*What is required*: Copy out every line in the entries below that includes "为防止引起的不必要纠纷".

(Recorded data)
★ ★ ★ ★

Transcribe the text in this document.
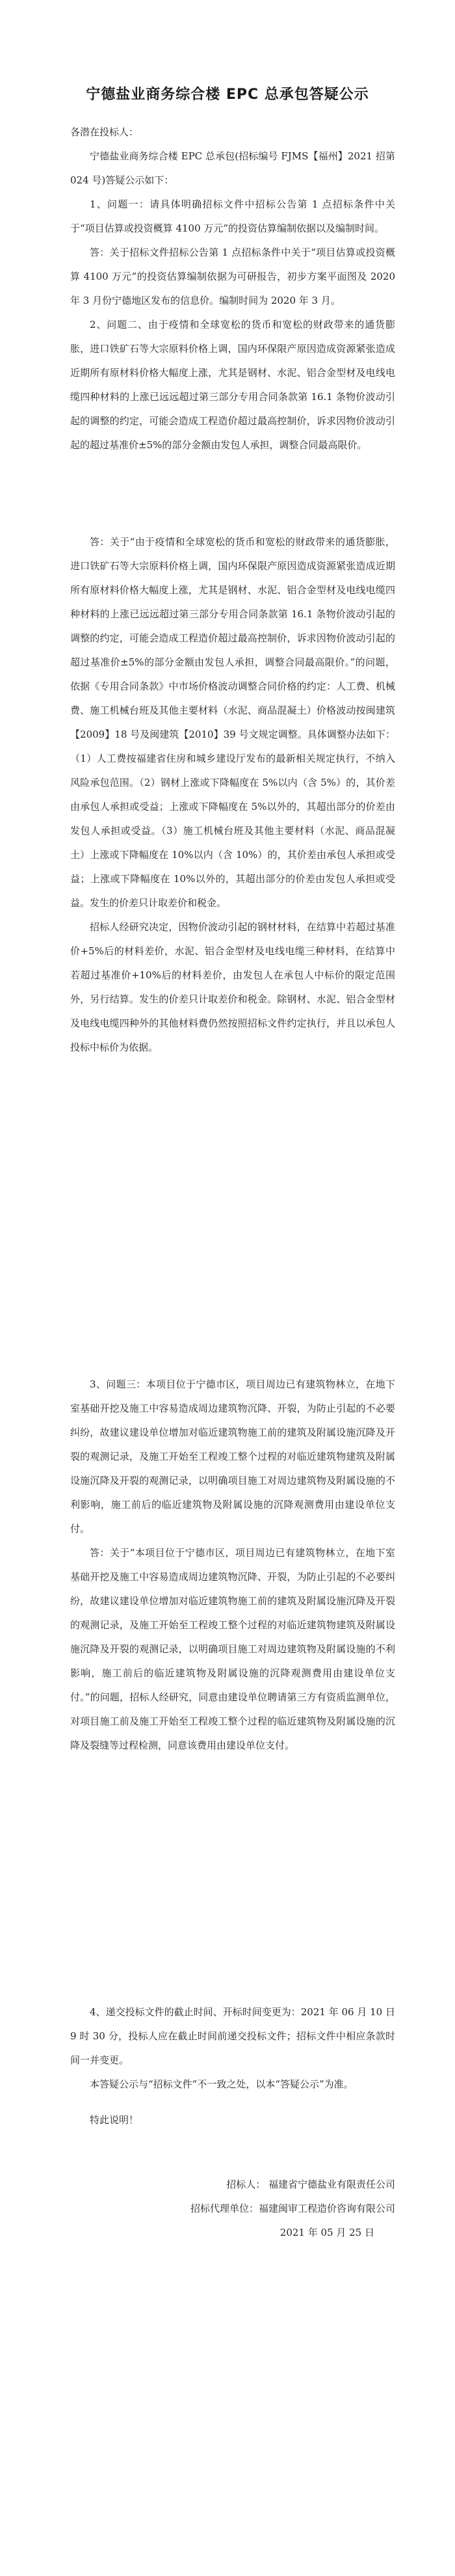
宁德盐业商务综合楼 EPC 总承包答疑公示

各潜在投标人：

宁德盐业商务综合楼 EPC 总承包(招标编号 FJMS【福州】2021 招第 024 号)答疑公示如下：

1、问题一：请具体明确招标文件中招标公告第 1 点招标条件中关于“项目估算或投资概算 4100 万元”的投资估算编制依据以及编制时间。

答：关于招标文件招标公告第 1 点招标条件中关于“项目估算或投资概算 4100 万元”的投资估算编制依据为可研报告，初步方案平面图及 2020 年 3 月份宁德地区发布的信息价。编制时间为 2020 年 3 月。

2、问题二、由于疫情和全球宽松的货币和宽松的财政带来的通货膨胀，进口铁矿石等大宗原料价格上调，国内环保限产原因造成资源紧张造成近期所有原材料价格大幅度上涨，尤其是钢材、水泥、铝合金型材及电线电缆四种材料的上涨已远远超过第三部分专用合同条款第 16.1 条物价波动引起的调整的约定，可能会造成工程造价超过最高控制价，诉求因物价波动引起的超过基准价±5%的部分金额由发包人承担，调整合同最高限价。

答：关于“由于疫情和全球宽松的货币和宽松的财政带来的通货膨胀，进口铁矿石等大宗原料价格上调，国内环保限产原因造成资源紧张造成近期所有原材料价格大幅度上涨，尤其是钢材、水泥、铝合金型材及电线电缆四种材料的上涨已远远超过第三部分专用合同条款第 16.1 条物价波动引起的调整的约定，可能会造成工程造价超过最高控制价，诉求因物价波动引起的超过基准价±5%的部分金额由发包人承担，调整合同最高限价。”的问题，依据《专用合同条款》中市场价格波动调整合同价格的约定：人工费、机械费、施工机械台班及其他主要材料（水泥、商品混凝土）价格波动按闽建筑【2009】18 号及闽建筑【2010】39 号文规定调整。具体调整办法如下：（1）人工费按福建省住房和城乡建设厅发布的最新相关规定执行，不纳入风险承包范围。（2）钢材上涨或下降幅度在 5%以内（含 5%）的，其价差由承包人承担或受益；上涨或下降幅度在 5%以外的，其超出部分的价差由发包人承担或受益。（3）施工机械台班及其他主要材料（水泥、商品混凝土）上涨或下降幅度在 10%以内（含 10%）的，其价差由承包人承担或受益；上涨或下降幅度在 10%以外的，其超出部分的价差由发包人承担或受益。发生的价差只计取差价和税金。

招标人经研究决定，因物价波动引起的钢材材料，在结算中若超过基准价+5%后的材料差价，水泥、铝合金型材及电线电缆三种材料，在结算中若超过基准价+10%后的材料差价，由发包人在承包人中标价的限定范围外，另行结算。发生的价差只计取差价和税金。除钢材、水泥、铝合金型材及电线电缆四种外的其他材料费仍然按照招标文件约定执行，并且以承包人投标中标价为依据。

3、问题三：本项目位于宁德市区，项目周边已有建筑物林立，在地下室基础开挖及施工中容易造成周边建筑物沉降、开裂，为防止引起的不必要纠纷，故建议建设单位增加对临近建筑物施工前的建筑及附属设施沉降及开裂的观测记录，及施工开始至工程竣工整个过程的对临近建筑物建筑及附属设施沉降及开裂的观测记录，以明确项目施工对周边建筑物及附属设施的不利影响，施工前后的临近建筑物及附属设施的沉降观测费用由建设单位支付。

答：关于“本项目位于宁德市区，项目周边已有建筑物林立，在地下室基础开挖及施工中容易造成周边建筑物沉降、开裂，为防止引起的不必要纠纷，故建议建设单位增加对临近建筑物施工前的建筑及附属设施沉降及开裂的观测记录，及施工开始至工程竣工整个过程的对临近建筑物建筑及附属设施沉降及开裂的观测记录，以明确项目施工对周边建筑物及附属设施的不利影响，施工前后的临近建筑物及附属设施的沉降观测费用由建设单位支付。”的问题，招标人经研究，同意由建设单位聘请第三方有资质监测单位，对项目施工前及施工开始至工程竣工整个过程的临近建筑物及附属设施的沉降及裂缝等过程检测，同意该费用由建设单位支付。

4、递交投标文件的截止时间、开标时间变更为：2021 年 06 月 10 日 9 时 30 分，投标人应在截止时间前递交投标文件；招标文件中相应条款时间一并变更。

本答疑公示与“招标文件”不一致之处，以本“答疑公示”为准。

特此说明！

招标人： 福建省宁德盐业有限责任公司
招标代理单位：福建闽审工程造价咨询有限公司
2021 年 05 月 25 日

★ ★ ★ ★

*Result of the exercise*:
3、问题三：本项目位于宁德市区，项目周边已有建筑物林立，在地下室基础开挖及施工中容易造成周边建筑物沉降、开裂，为防止引起的不必要纠纷，故建议建设单位增加对临近建筑物施工前的建筑及附属设施沉降及开裂的观测记录，及施工开始至工程竣工整个过程的对临近建筑物建筑及附属设施沉降及开裂的观测记录，以明确项目施工对周边建筑物及附属设施的不利影响，施工前后的临近建筑物及附属设施的沉降观测费用由建设单位支付。
答：关于“本项目位于宁德市区，项目周边已有建筑物林立，在地下室基础开挖及施工中容易造成周边建筑物沉降、开裂，为防止引起的不必要纠纷，故建议建设单位增加对临近建筑物施工前的建筑及附属设施沉降及开裂的观测记录，及施工开始至工程竣工整个过程的对临近建筑物建筑及附属设施沉降及开裂的观测记录，以明确项目施工对周边建筑物及附属设施的不利影响，施工前后的临近建筑物及附属设施的沉降观测费用由建设单位支付。”的问题，招标人经研究，同意由建设单位聘请第三方有资质监测单位，对项目施工前及施工开始至工程竣工整个过程的临近建筑物及附属设施的沉降及裂缝等过程检测，同意该费用由建设单位支付。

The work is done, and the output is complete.